**What is required**
Tally up how many lines in the listing below contain the string "buyback", and give only the total.

_ _ _

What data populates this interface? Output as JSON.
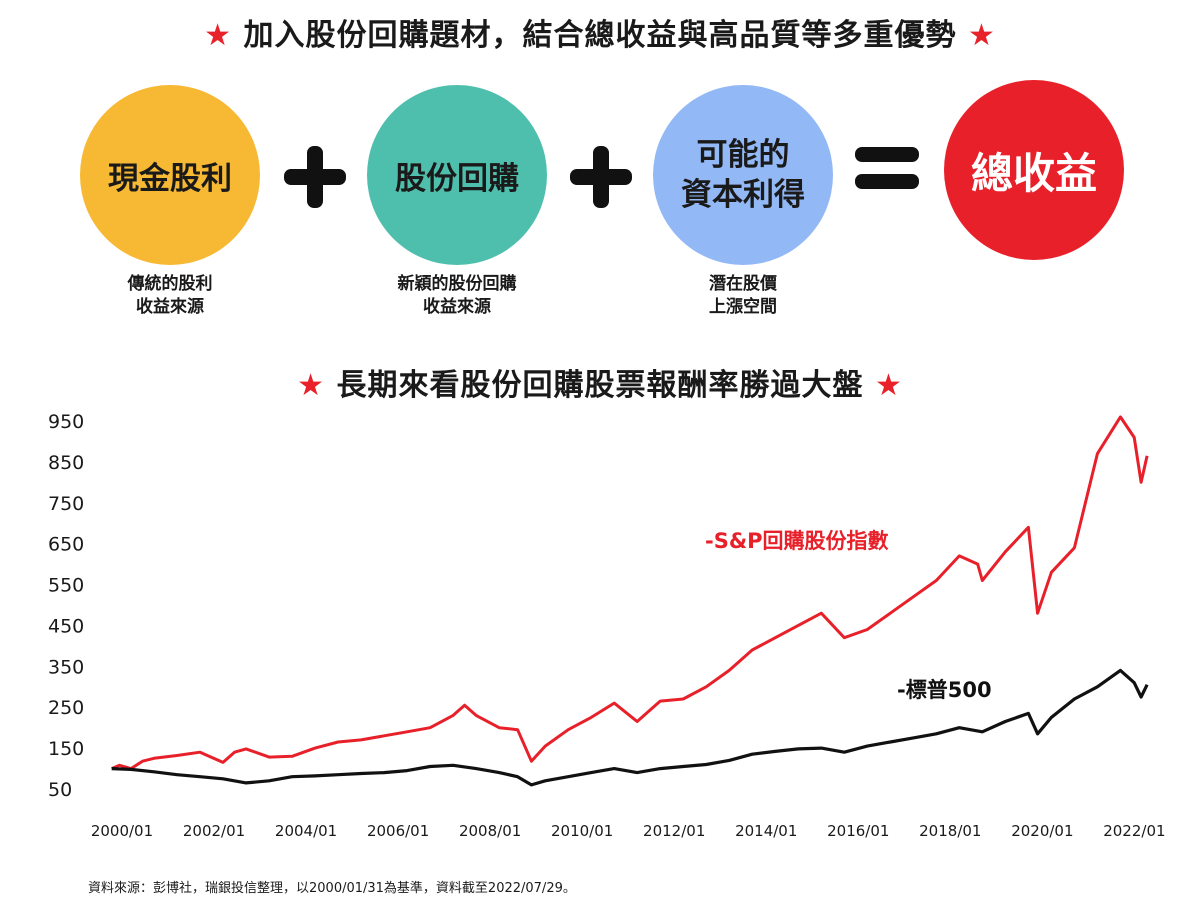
{
  "headline_top": {
    "star": "★",
    "text": "加入股份回購題材，結合總收益與高品質等多重優勢"
  },
  "formula": {
    "dividend": "現金股利",
    "buyback": "股份回購",
    "capital_line1": "可能的",
    "capital_line2": "資本利得",
    "total": "總收益",
    "colors": {
      "dividend": "#f7b934",
      "buyback": "#4fbfad",
      "capital": "#92b8f5",
      "total": "#e8202a"
    }
  },
  "captions": {
    "dividend": [
      "傳統的股利",
      "收益來源"
    ],
    "buyback": [
      "新穎的股份回購",
      "收益來源"
    ],
    "capital": [
      "潛在股價",
      "上漲空間"
    ]
  },
  "headline_mid": {
    "star": "★",
    "text": "長期來看股份回購股票報酬率勝過大盤"
  },
  "chart_data": {
    "type": "line",
    "title": "",
    "xlabel": "",
    "ylabel": "",
    "ylim": [
      50,
      950
    ],
    "yticks": [
      "950",
      "850",
      "750",
      "650",
      "550",
      "450",
      "350",
      "250",
      "150",
      "50"
    ],
    "xticks": [
      "2000/01",
      "2002/01",
      "2004/01",
      "2006/01",
      "2008/01",
      "2010/01",
      "2012/01",
      "2014/01",
      "2016/01",
      "2018/01",
      "2020/01",
      "2022/01"
    ],
    "xrange": [
      2000.0,
      2022.6
    ],
    "grid": false,
    "series": [
      {
        "name": "-S&P回購股份指數",
        "color": "#e8202a",
        "x": [
          2000.08,
          2000.25,
          2000.5,
          2000.75,
          2001.0,
          2001.5,
          2002.0,
          2002.5,
          2002.75,
          2003.0,
          2003.5,
          2004.0,
          2004.5,
          2005.0,
          2005.5,
          2006.0,
          2006.5,
          2007.0,
          2007.5,
          2007.75,
          2008.0,
          2008.5,
          2008.9,
          2009.2,
          2009.5,
          2010.0,
          2010.5,
          2011.0,
          2011.5,
          2011.75,
          2012.0,
          2012.5,
          2013.0,
          2013.5,
          2014.0,
          2014.5,
          2015.0,
          2015.5,
          2016.0,
          2016.5,
          2017.0,
          2017.5,
          2018.0,
          2018.5,
          2018.9,
          2019.0,
          2019.5,
          2020.0,
          2020.2,
          2020.5,
          2021.0,
          2021.5,
          2022.0,
          2022.3,
          2022.45,
          2022.58
        ],
        "values": [
          100,
          108,
          100,
          118,
          125,
          132,
          140,
          115,
          140,
          148,
          128,
          130,
          150,
          165,
          170,
          180,
          190,
          200,
          230,
          255,
          230,
          200,
          195,
          118,
          155,
          195,
          225,
          260,
          215,
          240,
          265,
          270,
          300,
          340,
          390,
          420,
          450,
          480,
          420,
          440,
          480,
          520,
          560,
          620,
          600,
          560,
          630,
          690,
          480,
          580,
          640,
          870,
          960,
          910,
          800,
          865
        ]
      },
      {
        "name": "-標普500",
        "color": "#111111",
        "x": [
          2000.08,
          2000.5,
          2001.0,
          2001.5,
          2002.0,
          2002.5,
          2003.0,
          2003.5,
          2004.0,
          2004.5,
          2005.0,
          2005.5,
          2006.0,
          2006.5,
          2007.0,
          2007.5,
          2008.0,
          2008.5,
          2008.9,
          2009.2,
          2009.5,
          2010.0,
          2010.5,
          2011.0,
          2011.5,
          2012.0,
          2012.5,
          2013.0,
          2013.5,
          2014.0,
          2014.5,
          2015.0,
          2015.5,
          2016.0,
          2016.5,
          2017.0,
          2017.5,
          2018.0,
          2018.5,
          2019.0,
          2019.5,
          2020.0,
          2020.2,
          2020.5,
          2021.0,
          2021.5,
          2022.0,
          2022.3,
          2022.45,
          2022.58
        ],
        "values": [
          100,
          98,
          92,
          85,
          80,
          75,
          65,
          70,
          80,
          82,
          85,
          88,
          90,
          95,
          105,
          108,
          100,
          90,
          80,
          60,
          70,
          80,
          90,
          100,
          90,
          100,
          105,
          110,
          120,
          135,
          142,
          148,
          150,
          140,
          155,
          165,
          175,
          185,
          200,
          190,
          215,
          235,
          185,
          225,
          270,
          300,
          340,
          310,
          275,
          305
        ]
      }
    ]
  },
  "source_note": "資料來源：彭博社，瑞銀投信整理，以2000/01/31為基準，資料截至2022/07/29。"
}
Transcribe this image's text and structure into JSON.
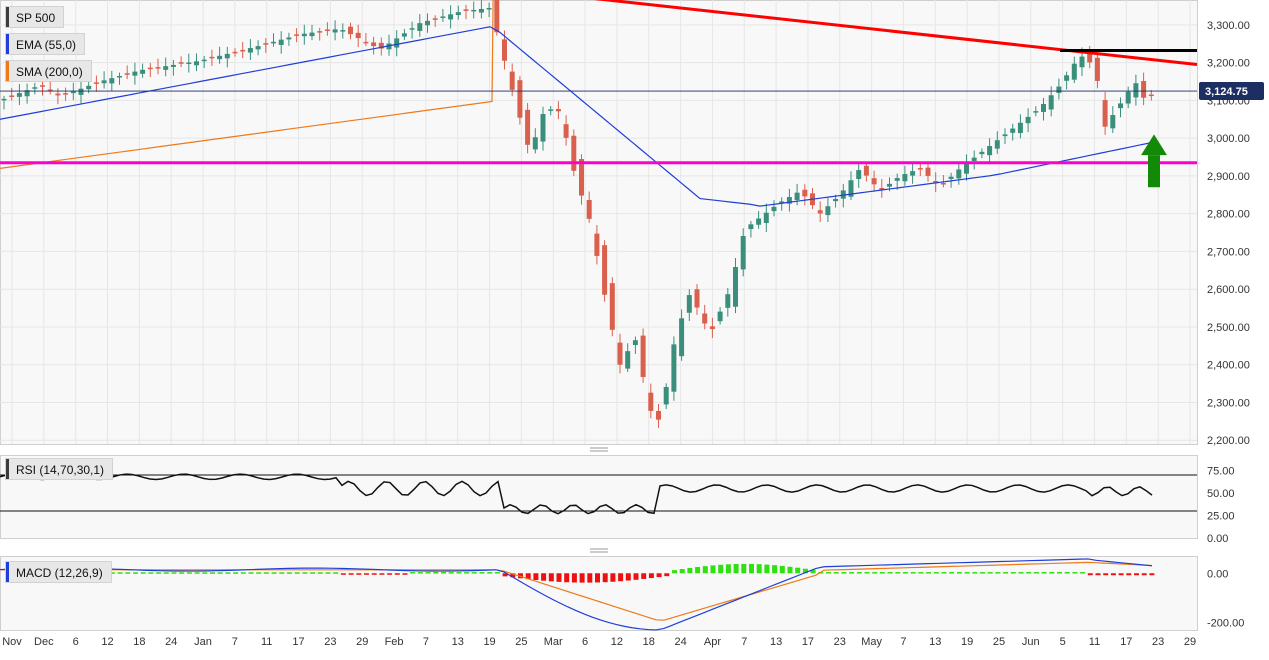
{
  "chart_data": {
    "type": "candlestick",
    "instrument": "SP 500",
    "indicators": {
      "ema": {
        "label": "EMA (55,0)",
        "color": "#1f3fd8"
      },
      "sma": {
        "label": "SMA (200,0)",
        "color": "#ee7a1a"
      },
      "rsi": {
        "label": "RSI (14,70,30,1)",
        "levels": [
          70,
          30
        ]
      },
      "macd": {
        "label": "MACD (12,26,9)"
      }
    },
    "last_price_label": "3,124.75",
    "price_axis": {
      "ylim": [
        2190,
        3350
      ],
      "ticks": [
        "3,300.00",
        "3,200.00",
        "3,100.00",
        "3,000.00",
        "2,900.00",
        "2,800.00",
        "2,700.00",
        "2,600.00",
        "2,500.00",
        "2,400.00",
        "2,300.00",
        "2,200.00"
      ]
    },
    "rsi_axis": {
      "ylim": [
        0,
        90
      ],
      "ticks": [
        "75.00",
        "50.00",
        "25.00",
        "0.00"
      ]
    },
    "macd_axis": {
      "ylim": [
        -230,
        70
      ],
      "ticks": [
        "0.00",
        "-200.00"
      ]
    },
    "x_axis": {
      "ticks": [
        "Nov",
        "Dec",
        "6",
        "12",
        "18",
        "24",
        "Jan",
        "7",
        "11",
        "17",
        "23",
        "29",
        "Feb",
        "7",
        "13",
        "19",
        "25",
        "Mar",
        "6",
        "12",
        "18",
        "24",
        "Apr",
        "7",
        "13",
        "17",
        "23",
        "May",
        "7",
        "13",
        "19",
        "25",
        "Jun",
        "5",
        "11",
        "17",
        "23",
        "29"
      ]
    },
    "annotations": {
      "resistance_trendline": {
        "color": "#ff0000",
        "from_price": 3400,
        "to_price": 3195
      },
      "support_line": {
        "price": 2935,
        "color": "#ff00cc"
      },
      "resistance_line": {
        "price": 3232,
        "color": "#000000"
      },
      "arrow": {
        "direction": "up",
        "color": "#138a07"
      }
    },
    "colors": {
      "up": "#3a8f7c",
      "down": "#d9604c",
      "bg": "#ffffff",
      "grid": "#e6e6e6"
    }
  }
}
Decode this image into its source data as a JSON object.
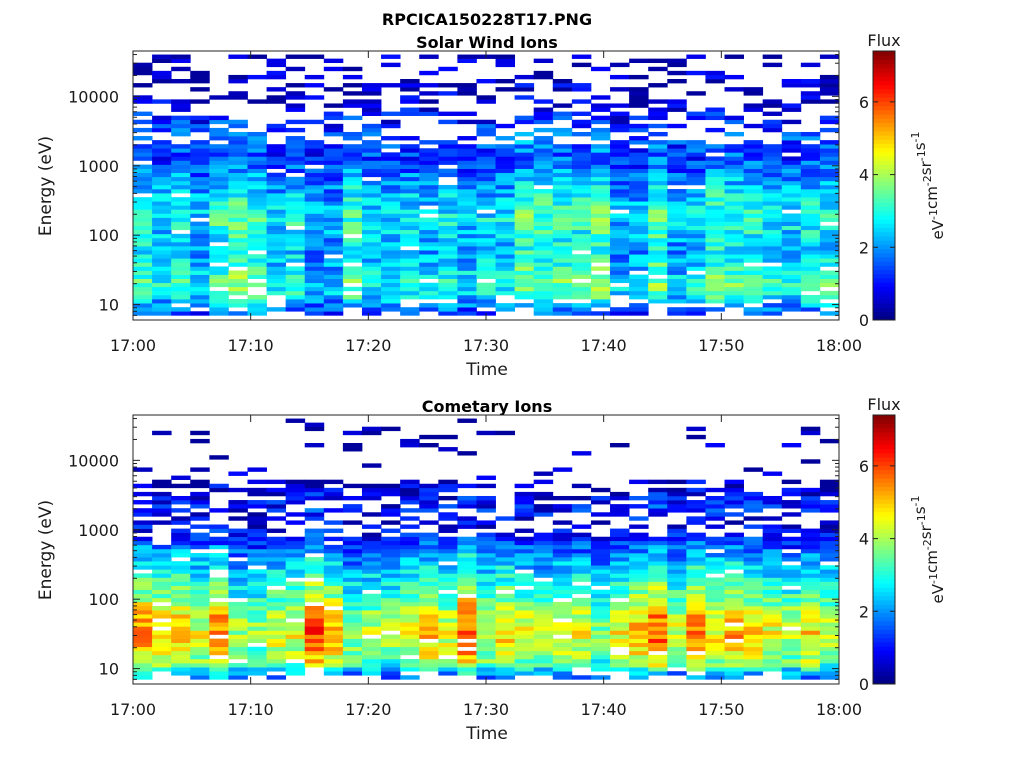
{
  "figure_title": "RPCICA150228T17.PNG",
  "chart_data": [
    {
      "type": "heatmap",
      "title": "Solar Wind Ions",
      "xlabel": "Time",
      "ylabel": "Energy (eV)",
      "x_ticks": [
        "17:00",
        "17:10",
        "17:20",
        "17:30",
        "17:40",
        "17:50",
        "18:00"
      ],
      "x_range": [
        "17:00",
        "18:00"
      ],
      "y_scale": "log",
      "y_ticks": [
        10,
        100,
        1000,
        10000
      ],
      "y_tick_labels": [
        "10",
        "100",
        "1000",
        "10000"
      ],
      "y_range": [
        6,
        45000
      ],
      "colorbar": {
        "label": "Flux",
        "units": "eV-1 cm-2 sr-1 s-1",
        "ticks": [
          0,
          2,
          4,
          6
        ],
        "tick_labels": [
          "0",
          "2",
          "4",
          "6"
        ],
        "range": [
          0,
          7.4
        ],
        "colormap": "jet"
      },
      "profile": [
        {
          "energy_eV": 8,
          "mean_flux": 1.6
        },
        {
          "energy_eV": 12,
          "mean_flux": 2.6
        },
        {
          "energy_eV": 20,
          "mean_flux": 3.2
        },
        {
          "energy_eV": 30,
          "mean_flux": 2.8
        },
        {
          "energy_eV": 60,
          "mean_flux": 2.4
        },
        {
          "energy_eV": 100,
          "mean_flux": 2.6
        },
        {
          "energy_eV": 150,
          "mean_flux": 2.9
        },
        {
          "energy_eV": 300,
          "mean_flux": 2.6
        },
        {
          "energy_eV": 600,
          "mean_flux": 2.1
        },
        {
          "energy_eV": 1200,
          "mean_flux": 1.4
        },
        {
          "energy_eV": 2500,
          "mean_flux": 1.6
        },
        {
          "energy_eV": 4000,
          "mean_flux": 1.2
        },
        {
          "energy_eV": 10000,
          "mean_flux": 0.5
        },
        {
          "energy_eV": 35000,
          "mean_flux": 0.4
        }
      ]
    },
    {
      "type": "heatmap",
      "title": "Cometary Ions",
      "xlabel": "Time",
      "ylabel": "Energy (eV)",
      "x_ticks": [
        "17:00",
        "17:10",
        "17:20",
        "17:30",
        "17:40",
        "17:50",
        "18:00"
      ],
      "x_range": [
        "17:00",
        "18:00"
      ],
      "y_scale": "log",
      "y_ticks": [
        10,
        100,
        1000,
        10000
      ],
      "y_tick_labels": [
        "10",
        "100",
        "1000",
        "10000"
      ],
      "y_range": [
        6,
        45000
      ],
      "colorbar": {
        "label": "Flux",
        "units": "eV-1 cm-2 sr-1 s-1",
        "ticks": [
          0,
          2,
          4,
          6
        ],
        "tick_labels": [
          "0",
          "2",
          "4",
          "6"
        ],
        "range": [
          0,
          7.4
        ],
        "colormap": "jet"
      },
      "profile": [
        {
          "energy_eV": 8,
          "mean_flux": 2.0
        },
        {
          "energy_eV": 12,
          "mean_flux": 4.0
        },
        {
          "energy_eV": 20,
          "mean_flux": 4.6
        },
        {
          "energy_eV": 30,
          "mean_flux": 5.0
        },
        {
          "energy_eV": 60,
          "mean_flux": 4.6
        },
        {
          "energy_eV": 100,
          "mean_flux": 3.8
        },
        {
          "energy_eV": 200,
          "mean_flux": 3.0
        },
        {
          "energy_eV": 400,
          "mean_flux": 2.3
        },
        {
          "energy_eV": 700,
          "mean_flux": 1.3
        },
        {
          "energy_eV": 1200,
          "mean_flux": 0.7
        },
        {
          "energy_eV": 2000,
          "mean_flux": 1.2
        },
        {
          "energy_eV": 4500,
          "mean_flux": 0.6
        },
        {
          "energy_eV": 9000,
          "mean_flux": 0.3
        }
      ]
    }
  ]
}
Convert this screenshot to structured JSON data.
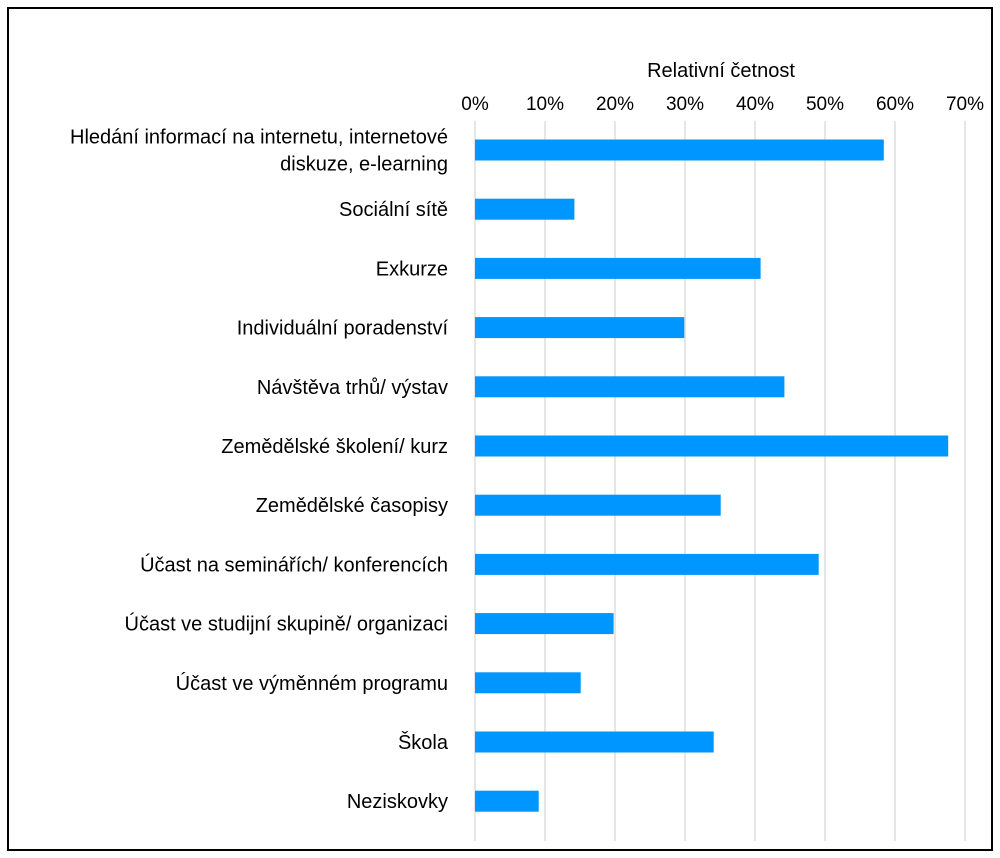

_ _ _

**Result for this exercise**
3